Repeat all of the records verbatim.

· · · · ·

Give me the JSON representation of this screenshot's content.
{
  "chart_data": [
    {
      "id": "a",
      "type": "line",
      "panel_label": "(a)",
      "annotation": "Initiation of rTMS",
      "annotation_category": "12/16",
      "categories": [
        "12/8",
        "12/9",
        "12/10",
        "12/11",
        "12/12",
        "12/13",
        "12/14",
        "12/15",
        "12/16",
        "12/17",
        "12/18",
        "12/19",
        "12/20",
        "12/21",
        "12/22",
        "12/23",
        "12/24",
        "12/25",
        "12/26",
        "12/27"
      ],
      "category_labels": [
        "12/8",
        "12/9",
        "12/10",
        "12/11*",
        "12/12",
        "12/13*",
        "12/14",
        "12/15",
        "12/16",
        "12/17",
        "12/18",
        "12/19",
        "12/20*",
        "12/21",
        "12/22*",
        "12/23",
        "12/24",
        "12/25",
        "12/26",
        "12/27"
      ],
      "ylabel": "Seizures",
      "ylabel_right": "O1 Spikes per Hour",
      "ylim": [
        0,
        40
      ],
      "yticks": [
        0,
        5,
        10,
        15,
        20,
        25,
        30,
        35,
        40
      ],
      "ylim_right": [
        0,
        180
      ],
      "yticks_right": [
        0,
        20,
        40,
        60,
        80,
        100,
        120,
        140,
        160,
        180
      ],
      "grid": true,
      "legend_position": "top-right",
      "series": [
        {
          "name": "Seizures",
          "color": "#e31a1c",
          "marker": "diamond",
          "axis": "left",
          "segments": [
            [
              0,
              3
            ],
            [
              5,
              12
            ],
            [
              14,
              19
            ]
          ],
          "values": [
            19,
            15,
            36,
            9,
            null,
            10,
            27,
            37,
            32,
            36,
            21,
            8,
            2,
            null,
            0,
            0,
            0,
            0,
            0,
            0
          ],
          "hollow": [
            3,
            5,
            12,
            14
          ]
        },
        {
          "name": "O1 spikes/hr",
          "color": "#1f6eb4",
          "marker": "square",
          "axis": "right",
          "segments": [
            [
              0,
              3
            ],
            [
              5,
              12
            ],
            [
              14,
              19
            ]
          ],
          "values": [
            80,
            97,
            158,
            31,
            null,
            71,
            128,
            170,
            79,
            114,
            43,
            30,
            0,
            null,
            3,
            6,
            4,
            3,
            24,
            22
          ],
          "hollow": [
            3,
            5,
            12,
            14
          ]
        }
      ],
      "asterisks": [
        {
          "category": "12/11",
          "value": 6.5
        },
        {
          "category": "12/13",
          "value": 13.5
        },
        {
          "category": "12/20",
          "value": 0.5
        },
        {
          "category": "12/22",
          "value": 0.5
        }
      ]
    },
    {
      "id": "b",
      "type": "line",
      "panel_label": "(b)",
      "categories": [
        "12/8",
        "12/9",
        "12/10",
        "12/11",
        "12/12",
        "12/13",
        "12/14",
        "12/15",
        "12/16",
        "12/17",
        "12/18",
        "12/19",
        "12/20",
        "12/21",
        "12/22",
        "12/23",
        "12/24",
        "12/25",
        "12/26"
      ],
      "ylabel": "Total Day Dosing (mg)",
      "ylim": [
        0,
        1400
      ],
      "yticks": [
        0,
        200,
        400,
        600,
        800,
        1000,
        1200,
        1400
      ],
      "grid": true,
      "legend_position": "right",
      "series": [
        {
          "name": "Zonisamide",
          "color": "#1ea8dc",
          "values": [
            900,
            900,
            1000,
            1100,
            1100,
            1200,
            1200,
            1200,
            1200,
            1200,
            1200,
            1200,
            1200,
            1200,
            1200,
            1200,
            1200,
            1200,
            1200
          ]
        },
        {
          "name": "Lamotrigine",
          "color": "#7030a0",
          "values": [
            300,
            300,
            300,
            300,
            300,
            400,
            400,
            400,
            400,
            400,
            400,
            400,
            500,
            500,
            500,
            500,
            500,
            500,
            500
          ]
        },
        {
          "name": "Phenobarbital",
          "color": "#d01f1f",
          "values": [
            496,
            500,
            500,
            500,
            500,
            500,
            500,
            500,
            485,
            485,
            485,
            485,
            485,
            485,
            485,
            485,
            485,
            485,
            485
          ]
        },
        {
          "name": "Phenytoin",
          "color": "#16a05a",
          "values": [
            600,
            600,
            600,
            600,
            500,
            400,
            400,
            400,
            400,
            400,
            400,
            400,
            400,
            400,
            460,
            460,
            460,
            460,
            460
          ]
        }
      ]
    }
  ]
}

· · · · ·

- [Solution below]:
Give me the JSON representation of this screenshot's content.
{
  "chart_data": [
    {
      "id": "a",
      "type": "line",
      "panel_label": "(a)",
      "annotation": "Initiation of rTMS",
      "annotation_category": "12/16",
      "categories": [
        "12/8",
        "12/9",
        "12/10",
        "12/11",
        "12/12",
        "12/13",
        "12/14",
        "12/15",
        "12/16",
        "12/17",
        "12/18",
        "12/19",
        "12/20",
        "12/21",
        "12/22",
        "12/23",
        "12/24",
        "12/25",
        "12/26",
        "12/27"
      ],
      "category_labels": [
        "12/8",
        "12/9",
        "12/10",
        "12/11*",
        "12/12",
        "12/13*",
        "12/14",
        "12/15",
        "12/16",
        "12/17",
        "12/18",
        "12/19",
        "12/20*",
        "12/21",
        "12/22*",
        "12/23",
        "12/24",
        "12/25",
        "12/26",
        "12/27"
      ],
      "ylabel": "Seizures",
      "ylabel_right": "O1 Spikes per Hour",
      "ylim": [
        0,
        40
      ],
      "yticks": [
        0,
        5,
        10,
        15,
        20,
        25,
        30,
        35,
        40
      ],
      "ylim_right": [
        0,
        180
      ],
      "yticks_right": [
        0,
        20,
        40,
        60,
        80,
        100,
        120,
        140,
        160,
        180
      ],
      "grid": true,
      "legend_position": "top-right",
      "series": [
        {
          "name": "Seizures",
          "color": "#e31a1c",
          "marker": "diamond",
          "axis": "left",
          "segments": [
            [
              0,
              3
            ],
            [
              5,
              12
            ],
            [
              14,
              19
            ]
          ],
          "values": [
            19,
            15,
            36,
            9,
            null,
            10,
            27,
            37,
            32,
            36,
            21,
            8,
            2,
            null,
            0,
            0,
            0,
            0,
            0,
            0
          ],
          "hollow": [
            3,
            5,
            12,
            14
          ]
        },
        {
          "name": "O1 spikes/hr",
          "color": "#1f6eb4",
          "marker": "square",
          "axis": "right",
          "segments": [
            [
              0,
              3
            ],
            [
              5,
              12
            ],
            [
              14,
              19
            ]
          ],
          "values": [
            80,
            97,
            158,
            31,
            null,
            71,
            128,
            170,
            79,
            114,
            43,
            30,
            0,
            null,
            3,
            6,
            4,
            3,
            24,
            22
          ],
          "hollow": [
            3,
            5,
            12,
            14
          ]
        }
      ],
      "asterisks": [
        {
          "category": "12/11",
          "value": 6.5
        },
        {
          "category": "12/13",
          "value": 13.5
        },
        {
          "category": "12/20",
          "value": 0.5
        },
        {
          "category": "12/22",
          "value": 0.5
        }
      ]
    },
    {
      "id": "b",
      "type": "line",
      "panel_label": "(b)",
      "categories": [
        "12/8",
        "12/9",
        "12/10",
        "12/11",
        "12/12",
        "12/13",
        "12/14",
        "12/15",
        "12/16",
        "12/17",
        "12/18",
        "12/19",
        "12/20",
        "12/21",
        "12/22",
        "12/23",
        "12/24",
        "12/25",
        "12/26"
      ],
      "ylabel": "Total Day Dosing (mg)",
      "ylim": [
        0,
        1400
      ],
      "yticks": [
        0,
        200,
        400,
        600,
        800,
        1000,
        1200,
        1400
      ],
      "grid": true,
      "legend_position": "right",
      "series": [
        {
          "name": "Zonisamide",
          "color": "#1ea8dc",
          "values": [
            900,
            900,
            1000,
            1100,
            1100,
            1200,
            1200,
            1200,
            1200,
            1200,
            1200,
            1200,
            1200,
            1200,
            1200,
            1200,
            1200,
            1200,
            1200
          ]
        },
        {
          "name": "Lamotrigine",
          "color": "#7030a0",
          "values": [
            300,
            300,
            300,
            300,
            300,
            400,
            400,
            400,
            400,
            400,
            400,
            400,
            500,
            500,
            500,
            500,
            500,
            500,
            500
          ]
        },
        {
          "name": "Phenobarbital",
          "color": "#d01f1f",
          "values": [
            496,
            500,
            500,
            500,
            500,
            500,
            500,
            500,
            485,
            485,
            485,
            485,
            485,
            485,
            485,
            485,
            485,
            485,
            485
          ]
        },
        {
          "name": "Phenytoin",
          "color": "#16a05a",
          "values": [
            600,
            600,
            600,
            600,
            500,
            400,
            400,
            400,
            400,
            400,
            400,
            400,
            400,
            400,
            460,
            460,
            460,
            460,
            460
          ]
        }
      ]
    }
  ]
}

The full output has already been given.